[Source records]
# # #
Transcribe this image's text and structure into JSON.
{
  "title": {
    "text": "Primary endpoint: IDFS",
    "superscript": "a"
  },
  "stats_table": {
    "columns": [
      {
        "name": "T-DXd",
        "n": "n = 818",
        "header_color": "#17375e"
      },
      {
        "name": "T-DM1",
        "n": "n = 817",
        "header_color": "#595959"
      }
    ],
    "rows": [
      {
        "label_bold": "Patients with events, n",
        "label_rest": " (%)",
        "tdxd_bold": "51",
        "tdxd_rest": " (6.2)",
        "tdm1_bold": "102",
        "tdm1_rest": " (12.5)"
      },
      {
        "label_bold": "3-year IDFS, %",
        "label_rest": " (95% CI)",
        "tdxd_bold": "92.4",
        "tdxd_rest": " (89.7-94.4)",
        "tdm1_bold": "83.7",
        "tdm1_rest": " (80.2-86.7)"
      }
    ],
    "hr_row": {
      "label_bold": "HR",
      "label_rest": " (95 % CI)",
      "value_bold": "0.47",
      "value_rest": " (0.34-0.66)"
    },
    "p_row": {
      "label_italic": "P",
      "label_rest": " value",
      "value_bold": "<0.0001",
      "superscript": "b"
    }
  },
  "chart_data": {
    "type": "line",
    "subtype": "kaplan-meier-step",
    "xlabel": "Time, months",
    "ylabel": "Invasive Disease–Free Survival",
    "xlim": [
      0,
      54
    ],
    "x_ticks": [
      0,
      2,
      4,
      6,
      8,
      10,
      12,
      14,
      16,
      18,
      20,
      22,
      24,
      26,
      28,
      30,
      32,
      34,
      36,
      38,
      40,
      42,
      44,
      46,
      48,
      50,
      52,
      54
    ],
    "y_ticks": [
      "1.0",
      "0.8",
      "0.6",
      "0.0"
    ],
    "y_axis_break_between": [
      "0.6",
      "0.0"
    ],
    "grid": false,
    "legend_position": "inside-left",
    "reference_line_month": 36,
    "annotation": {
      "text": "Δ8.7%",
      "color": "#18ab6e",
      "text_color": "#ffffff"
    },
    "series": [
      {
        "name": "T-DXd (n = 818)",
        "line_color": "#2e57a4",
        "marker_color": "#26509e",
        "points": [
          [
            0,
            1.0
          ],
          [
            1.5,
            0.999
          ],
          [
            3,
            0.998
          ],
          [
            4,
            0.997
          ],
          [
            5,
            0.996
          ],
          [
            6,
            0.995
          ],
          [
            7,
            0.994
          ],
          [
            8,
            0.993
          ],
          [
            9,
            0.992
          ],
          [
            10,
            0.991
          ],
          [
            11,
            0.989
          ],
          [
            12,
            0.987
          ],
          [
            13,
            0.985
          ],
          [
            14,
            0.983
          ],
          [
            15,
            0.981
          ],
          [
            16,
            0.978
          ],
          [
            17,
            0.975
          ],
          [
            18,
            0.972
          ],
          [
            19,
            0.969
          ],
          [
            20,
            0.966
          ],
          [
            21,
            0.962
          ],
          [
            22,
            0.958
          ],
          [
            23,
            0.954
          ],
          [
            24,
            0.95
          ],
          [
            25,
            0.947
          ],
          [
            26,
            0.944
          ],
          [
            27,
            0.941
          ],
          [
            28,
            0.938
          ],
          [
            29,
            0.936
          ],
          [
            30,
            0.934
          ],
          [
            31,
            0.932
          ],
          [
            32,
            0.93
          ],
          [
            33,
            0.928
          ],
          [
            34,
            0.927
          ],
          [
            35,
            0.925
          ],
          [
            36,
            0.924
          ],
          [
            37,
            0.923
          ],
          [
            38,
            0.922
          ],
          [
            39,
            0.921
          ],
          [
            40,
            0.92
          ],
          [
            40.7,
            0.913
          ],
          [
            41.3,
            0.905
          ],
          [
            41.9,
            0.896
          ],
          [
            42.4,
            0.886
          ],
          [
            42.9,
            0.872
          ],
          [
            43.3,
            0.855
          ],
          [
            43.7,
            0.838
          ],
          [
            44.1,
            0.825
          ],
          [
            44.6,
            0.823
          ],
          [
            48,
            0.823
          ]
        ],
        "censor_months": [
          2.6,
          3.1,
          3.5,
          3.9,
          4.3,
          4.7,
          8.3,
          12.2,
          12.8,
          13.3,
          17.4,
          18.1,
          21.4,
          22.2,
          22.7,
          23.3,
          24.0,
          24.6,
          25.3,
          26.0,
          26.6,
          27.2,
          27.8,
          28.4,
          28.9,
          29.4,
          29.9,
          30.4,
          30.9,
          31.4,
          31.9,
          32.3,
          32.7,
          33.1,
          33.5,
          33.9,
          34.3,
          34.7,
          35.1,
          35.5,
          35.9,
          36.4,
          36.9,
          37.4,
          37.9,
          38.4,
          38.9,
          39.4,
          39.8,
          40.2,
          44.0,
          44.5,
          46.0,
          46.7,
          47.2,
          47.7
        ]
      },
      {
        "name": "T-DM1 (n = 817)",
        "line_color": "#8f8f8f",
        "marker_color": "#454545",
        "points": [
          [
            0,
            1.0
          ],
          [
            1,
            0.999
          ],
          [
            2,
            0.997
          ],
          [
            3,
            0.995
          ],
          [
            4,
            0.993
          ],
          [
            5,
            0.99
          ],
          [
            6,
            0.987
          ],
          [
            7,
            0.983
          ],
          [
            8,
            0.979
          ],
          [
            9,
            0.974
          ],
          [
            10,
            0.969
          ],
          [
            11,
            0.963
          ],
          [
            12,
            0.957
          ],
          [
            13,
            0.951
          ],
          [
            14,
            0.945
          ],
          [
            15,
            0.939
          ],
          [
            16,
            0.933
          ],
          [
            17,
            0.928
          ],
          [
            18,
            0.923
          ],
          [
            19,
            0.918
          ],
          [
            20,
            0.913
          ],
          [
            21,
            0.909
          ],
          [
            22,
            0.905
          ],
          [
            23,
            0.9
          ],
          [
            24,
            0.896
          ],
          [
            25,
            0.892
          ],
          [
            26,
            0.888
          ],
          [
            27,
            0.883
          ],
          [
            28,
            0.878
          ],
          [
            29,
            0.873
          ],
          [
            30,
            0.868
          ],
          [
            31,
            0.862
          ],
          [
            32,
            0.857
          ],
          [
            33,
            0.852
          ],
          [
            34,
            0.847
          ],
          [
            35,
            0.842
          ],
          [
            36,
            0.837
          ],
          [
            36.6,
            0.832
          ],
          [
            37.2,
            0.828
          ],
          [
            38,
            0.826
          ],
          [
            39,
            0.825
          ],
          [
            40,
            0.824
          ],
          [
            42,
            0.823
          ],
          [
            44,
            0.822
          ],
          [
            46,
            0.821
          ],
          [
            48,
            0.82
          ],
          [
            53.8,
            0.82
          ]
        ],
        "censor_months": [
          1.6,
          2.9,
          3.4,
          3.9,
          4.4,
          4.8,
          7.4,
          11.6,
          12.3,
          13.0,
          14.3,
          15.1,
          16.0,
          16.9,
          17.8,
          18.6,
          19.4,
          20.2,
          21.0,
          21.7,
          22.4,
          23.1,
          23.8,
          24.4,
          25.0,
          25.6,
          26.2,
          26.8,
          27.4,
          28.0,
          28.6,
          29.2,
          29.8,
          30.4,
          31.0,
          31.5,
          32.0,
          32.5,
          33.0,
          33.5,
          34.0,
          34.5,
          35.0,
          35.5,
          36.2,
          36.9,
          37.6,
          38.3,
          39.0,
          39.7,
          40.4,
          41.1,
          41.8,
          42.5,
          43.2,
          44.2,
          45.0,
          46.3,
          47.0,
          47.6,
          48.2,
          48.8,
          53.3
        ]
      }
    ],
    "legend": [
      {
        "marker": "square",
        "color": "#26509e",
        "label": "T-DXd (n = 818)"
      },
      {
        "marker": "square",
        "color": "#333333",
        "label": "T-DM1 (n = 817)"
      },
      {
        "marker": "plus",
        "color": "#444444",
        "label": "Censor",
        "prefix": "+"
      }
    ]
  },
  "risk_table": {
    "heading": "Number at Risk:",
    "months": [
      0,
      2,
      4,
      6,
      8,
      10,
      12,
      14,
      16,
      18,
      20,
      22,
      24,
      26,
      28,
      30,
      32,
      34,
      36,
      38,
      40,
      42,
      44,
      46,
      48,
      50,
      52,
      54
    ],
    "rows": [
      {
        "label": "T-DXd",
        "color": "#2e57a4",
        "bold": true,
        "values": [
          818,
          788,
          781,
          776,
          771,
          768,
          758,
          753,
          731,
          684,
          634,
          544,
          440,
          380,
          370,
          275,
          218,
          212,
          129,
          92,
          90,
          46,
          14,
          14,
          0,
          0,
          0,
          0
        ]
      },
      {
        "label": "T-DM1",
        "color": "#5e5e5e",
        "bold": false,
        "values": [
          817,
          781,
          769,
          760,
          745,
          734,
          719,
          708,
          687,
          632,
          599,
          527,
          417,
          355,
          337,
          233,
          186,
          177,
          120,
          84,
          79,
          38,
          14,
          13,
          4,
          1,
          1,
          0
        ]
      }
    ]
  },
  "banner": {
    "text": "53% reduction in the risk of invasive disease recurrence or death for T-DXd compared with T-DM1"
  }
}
# # #
**What you have to do**.
Whenever the word "IDFS" shows up in a line of the entries above, copy that line.

**Result of this exercise**.
    "text": "Primary endpoint: IDFS",
        "label_bold": "3-year IDFS, %",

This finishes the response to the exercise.